▶ [Your goal]
Across the entries below, how many lines contain the word "Część"? Give the number alone.

*-*-*

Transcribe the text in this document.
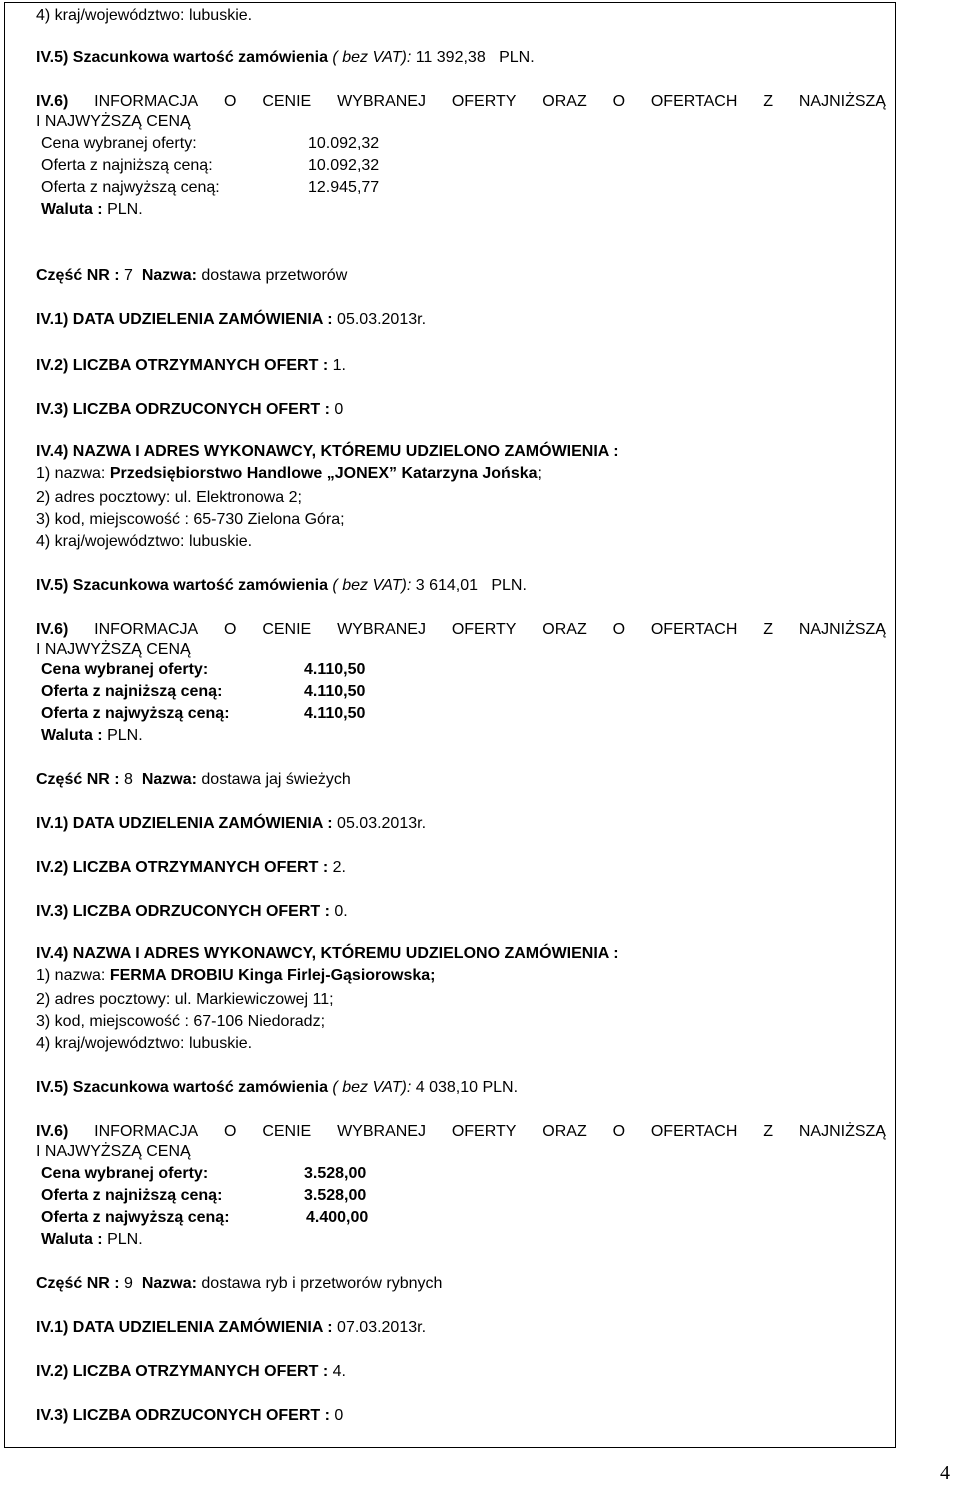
4) kraj/województwo: lubuskie.
IV.5) Szacunkowa wartość zamówienia ( bez VAT): 11 392,38 PLN.
IV.6) INFORMACJA O CENIE WYBRANEJ OFERTY ORAZ O OFERTACH Z NAJNIŻSZĄ
I NAJWYŻSZĄ CENĄ
Cena wybranej oferty:	10.092,32
Oferta z najniższą ceną:	10.092,32
Oferta z najwyższą ceną:	12.945,77
Waluta : PLN.
Część NR : 7 Nazwa: dostawa przetworów
IV.1) DATA UDZIELENIA ZAMÓWIENIA : 05.03.2013r.
IV.2) LICZBA OTRZYMANYCH OFERT : 1.
IV.3) LICZBA ODRZUCONYCH OFERT : 0
IV.4) NAZWA I ADRES WYKONAWCY, KTÓREMU UDZIELONO ZAMÓWIENIA :
1) nazwa: Przedsiębiorstwo Handlowe „JONEX” Katarzyna Jońska;
2) adres pocztowy: ul. Elektronowa 2;
3) kod, miejscowość : 65-730 Zielona Góra;
4) kraj/województwo: lubuskie.
IV.5) Szacunkowa wartość zamówienia ( bez VAT): 3 614,01 PLN.
IV.6) INFORMACJA O CENIE WYBRANEJ OFERTY ORAZ O OFERTACH Z NAJNIŻSZĄ
I NAJWYŻSZĄ CENĄ
Cena wybranej oferty:	4.110,50
Oferta z najniższą ceną:	4.110,50
Oferta z najwyższą ceną:	4.110,50
Waluta : PLN.
Część NR : 8 Nazwa: dostawa jaj świeżych
IV.1) DATA UDZIELENIA ZAMÓWIENIA : 05.03.2013r.
IV.2) LICZBA OTRZYMANYCH OFERT : 2.
IV.3) LICZBA ODRZUCONYCH OFERT : 0.
IV.4) NAZWA I ADRES WYKONAWCY, KTÓREMU UDZIELONO ZAMÓWIENIA :
1) nazwa: FERMA DROBIU Kinga Firlej-Gąsiorowska;
2) adres pocztowy: ul. Markiewiczowej 11;
3) kod, miejscowość : 67-106 Niedoradz;
4) kraj/województwo: lubuskie.
IV.5) Szacunkowa wartość zamówienia ( bez VAT): 4 038,10 PLN.
IV.6) INFORMACJA O CENIE WYBRANEJ OFERTY ORAZ O OFERTACH Z NAJNIŻSZĄ
I NAJWYŻSZĄ CENĄ
Cena wybranej oferty:	3.528,00
Oferta z najniższą ceną:	3.528,00
Oferta z najwyższą ceną:	4.400,00
Waluta : PLN.
Część NR : 9 Nazwa: dostawa ryb i przetworów rybnych
IV.1) DATA UDZIELENIA ZAMÓWIENIA : 07.03.2013r.
IV.2) LICZBA OTRZYMANYCH OFERT : 4.
IV.3) LICZBA ODRZUCONYCH OFERT : 0
4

*-*-*

▶ [Result for this exercise]
3